Set the listing down again exactly, please, apart from its pictures.

Collected data entries
****************
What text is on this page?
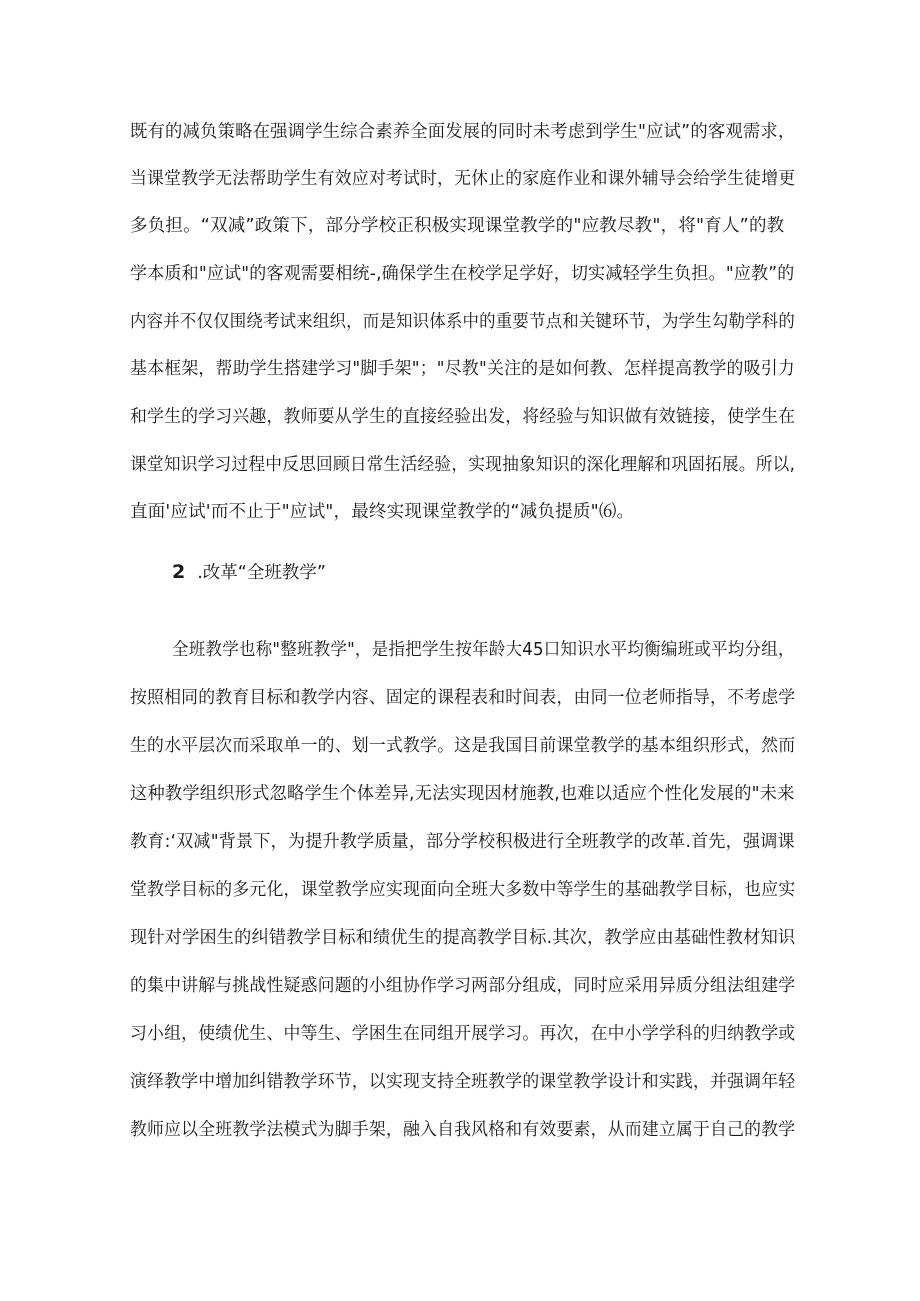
既有的减负策略在强调学生综合素养全面发展的同时未考虑到学生"应试”的客观需求，
当课堂教学无法帮助学生有效应对考试时，无休止的家庭作业和课外辅导会给学生徒增更
多负担。“双减”政策下，部分学校正积极实现课堂教学的"应教尽教"，将"育人”的教
学本质和"应试"的客观需要相统-,确保学生在校学足学好，切实减轻学生负担。"应教”的
内容并不仅仅围绕考试来组织，而是知识体系中的重要节点和关键环节，为学生勾勒学科的
基本框架，帮助学生搭建学习"脚手架"；"尽教"关注的是如何教、怎样提高教学的吸引力
和学生的学习兴趣，教师要从学生的直接经验出发，将经验与知识做有效链接，使学生在
课堂知识学习过程中反思回顾日常生活经验，实现抽象知识的深化理解和巩固拓展。所以,
直面'应试'而不止于"应试"，最终实现课堂教学的“减负提质"⑹。
2 .改革“全班教学”
全班教学也称"整班教学"，是指把学生按年龄大45口知识水平均衡编班或平均分组，
按照相同的教育目标和教学内容、固定的课程表和时间表，由同一位老师指导，不考虑学
生的水平层次而采取单一的、划一式教学。这是我国目前课堂教学的基本组织形式，然而
这种教学组织形式忽略学生个体差异,无法实现因材施教,也难以适应个性化发展的"未来
教育:‘双减"背景下，为提升教学质量，部分学校积极进行全班教学的改革.首先，强调课
堂教学目标的多元化，课堂教学应实现面向全班大多数中等学生的基础教学目标，也应实
现针对学困生的纠错教学目标和绩优生的提高教学目标.其次，教学应由基础性教材知识
的集中讲解与挑战性疑惑问题的小组协作学习两部分组成，同时应采用异质分组法组建学
习小组，使绩优生、中等生、学困生在同组开展学习。再次，在中小学学科的归纳教学或
演绎教学中增加纠错教学环节，以实现支持全班教学的课堂教学设计和实践，并强调年轻
教师应以全班教学法模式为脚手架，融入自我风格和有效要素，从而建立属于自己的教学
****************
| Solution to the exercise |
What text is on this page?
既有的减负策略在强调学生综合素养全面发展的同时未考虑到学生"应试”的客观需求，
当课堂教学无法帮助学生有效应对考试时，无休止的家庭作业和课外辅导会给学生徒增更
多负担。“双减”政策下，部分学校正积极实现课堂教学的"应教尽教"，将"育人”的教
学本质和"应试"的客观需要相统-,确保学生在校学足学好，切实减轻学生负担。"应教”的
内容并不仅仅围绕考试来组织，而是知识体系中的重要节点和关键环节，为学生勾勒学科的
基本框架，帮助学生搭建学习"脚手架"；"尽教"关注的是如何教、怎样提高教学的吸引力
和学生的学习兴趣，教师要从学生的直接经验出发，将经验与知识做有效链接，使学生在
课堂知识学习过程中反思回顾日常生活经验，实现抽象知识的深化理解和巩固拓展。所以,
直面'应试'而不止于"应试"，最终实现课堂教学的“减负提质"⑹。
2 .改革“全班教学”
全班教学也称"整班教学"，是指把学生按年龄大45口知识水平均衡编班或平均分组，
按照相同的教育目标和教学内容、固定的课程表和时间表，由同一位老师指导，不考虑学
生的水平层次而采取单一的、划一式教学。这是我国目前课堂教学的基本组织形式，然而
这种教学组织形式忽略学生个体差异,无法实现因材施教,也难以适应个性化发展的"未来
教育:‘双减"背景下，为提升教学质量，部分学校积极进行全班教学的改革.首先，强调课
堂教学目标的多元化，课堂教学应实现面向全班大多数中等学生的基础教学目标，也应实
现针对学困生的纠错教学目标和绩优生的提高教学目标.其次，教学应由基础性教材知识
的集中讲解与挑战性疑惑问题的小组协作学习两部分组成，同时应采用异质分组法组建学
习小组，使绩优生、中等生、学困生在同组开展学习。再次，在中小学学科的归纳教学或
演绎教学中增加纠错教学环节，以实现支持全班教学的课堂教学设计和实践，并强调年轻
教师应以全班教学法模式为脚手架，融入自我风格和有效要素，从而建立属于自己的教学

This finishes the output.